Stored data:
┌──
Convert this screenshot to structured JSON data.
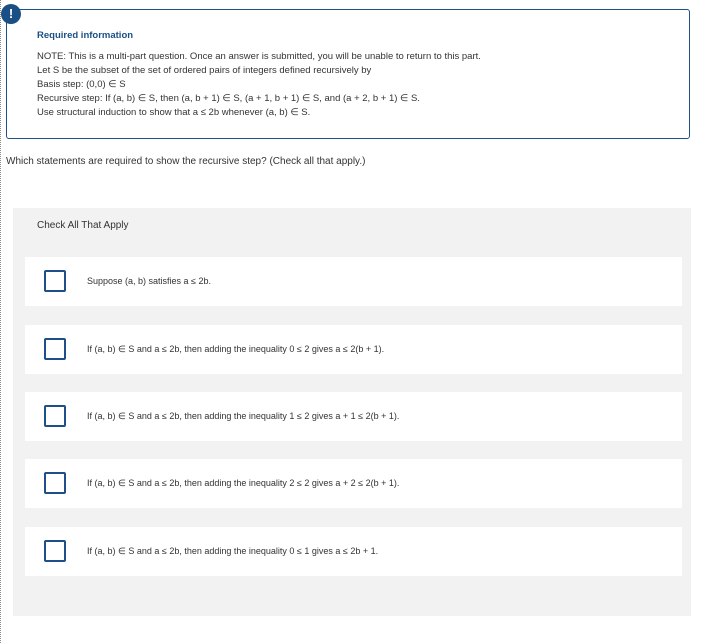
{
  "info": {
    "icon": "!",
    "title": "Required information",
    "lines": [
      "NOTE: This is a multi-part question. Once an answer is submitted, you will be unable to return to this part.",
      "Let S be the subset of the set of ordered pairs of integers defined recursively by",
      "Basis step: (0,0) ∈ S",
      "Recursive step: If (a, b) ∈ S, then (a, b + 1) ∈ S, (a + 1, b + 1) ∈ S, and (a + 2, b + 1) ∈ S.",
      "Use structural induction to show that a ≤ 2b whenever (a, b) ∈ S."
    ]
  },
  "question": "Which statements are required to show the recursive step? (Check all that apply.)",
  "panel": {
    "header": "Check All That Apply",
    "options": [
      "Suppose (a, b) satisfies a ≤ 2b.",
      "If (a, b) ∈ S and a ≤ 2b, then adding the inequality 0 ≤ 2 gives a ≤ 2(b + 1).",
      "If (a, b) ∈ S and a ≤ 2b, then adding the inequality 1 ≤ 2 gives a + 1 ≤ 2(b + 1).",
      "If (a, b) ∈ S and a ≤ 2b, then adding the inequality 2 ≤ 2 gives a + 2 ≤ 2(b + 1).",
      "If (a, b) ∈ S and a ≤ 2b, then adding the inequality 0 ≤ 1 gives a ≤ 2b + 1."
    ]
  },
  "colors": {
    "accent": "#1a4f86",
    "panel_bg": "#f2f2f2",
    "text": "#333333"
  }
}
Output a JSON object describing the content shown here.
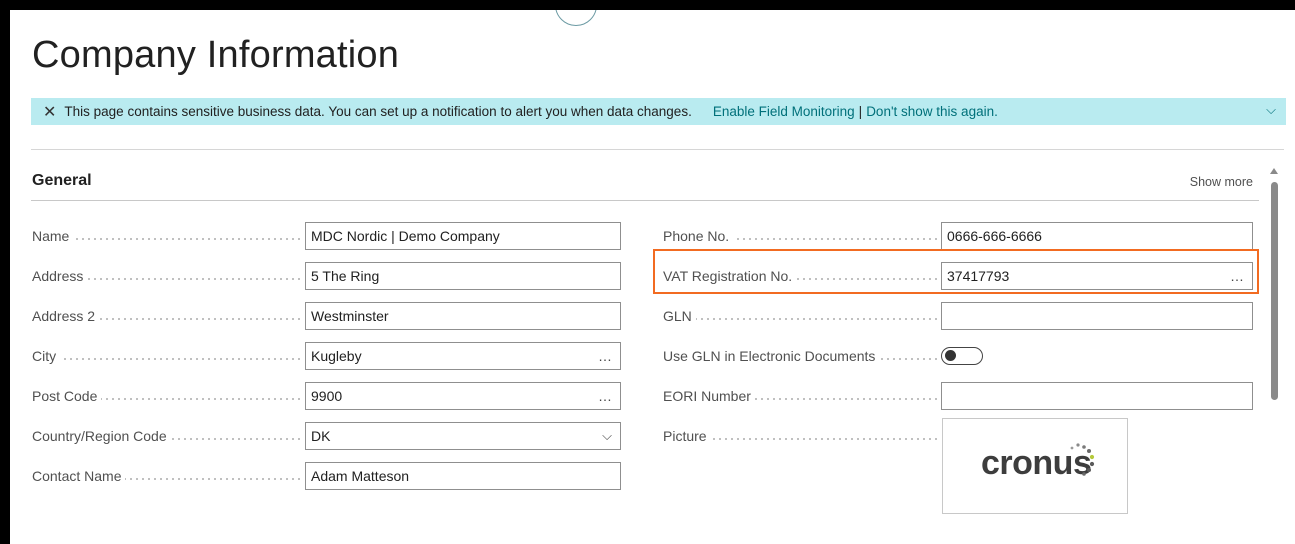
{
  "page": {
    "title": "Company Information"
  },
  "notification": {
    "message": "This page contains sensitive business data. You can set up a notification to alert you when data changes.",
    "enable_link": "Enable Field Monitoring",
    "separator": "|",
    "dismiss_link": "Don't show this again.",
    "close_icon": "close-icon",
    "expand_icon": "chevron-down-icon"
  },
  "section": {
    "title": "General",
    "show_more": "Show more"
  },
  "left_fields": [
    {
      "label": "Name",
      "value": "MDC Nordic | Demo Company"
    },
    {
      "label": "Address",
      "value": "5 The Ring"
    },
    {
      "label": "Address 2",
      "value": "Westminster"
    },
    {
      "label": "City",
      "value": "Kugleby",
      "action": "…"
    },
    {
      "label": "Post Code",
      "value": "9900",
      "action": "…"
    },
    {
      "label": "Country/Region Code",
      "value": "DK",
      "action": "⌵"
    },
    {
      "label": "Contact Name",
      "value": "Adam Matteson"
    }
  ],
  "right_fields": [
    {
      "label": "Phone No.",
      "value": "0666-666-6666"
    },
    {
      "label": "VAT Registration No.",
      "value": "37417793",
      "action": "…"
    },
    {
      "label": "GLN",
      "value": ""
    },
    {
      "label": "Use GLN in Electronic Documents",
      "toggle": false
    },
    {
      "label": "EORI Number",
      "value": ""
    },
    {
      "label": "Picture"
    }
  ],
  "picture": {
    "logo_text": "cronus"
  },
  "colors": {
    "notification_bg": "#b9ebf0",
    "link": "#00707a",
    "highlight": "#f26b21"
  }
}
└──
* **Short task**:
Go through the entries above and copy every line containing "gives".

* **Full solution**:
      "If (a, b) ∈ S and a ≤ 2b, then adding the inequality 0 ≤ 2 gives a ≤ 2(b + 1).",
      "If (a, b) ∈ S and a ≤ 2b, then adding the inequality 1 ≤ 2 gives a + 1 ≤ 2(b + 1).",
      "If (a, b) ∈ S and a ≤ 2b, then adding the inequality 2 ≤ 2 gives a + 2 ≤ 2(b + 1).",
      "If (a, b) ∈ S and a ≤ 2b, then adding the inequality 0 ≤ 1 gives a ≤ 2b + 1."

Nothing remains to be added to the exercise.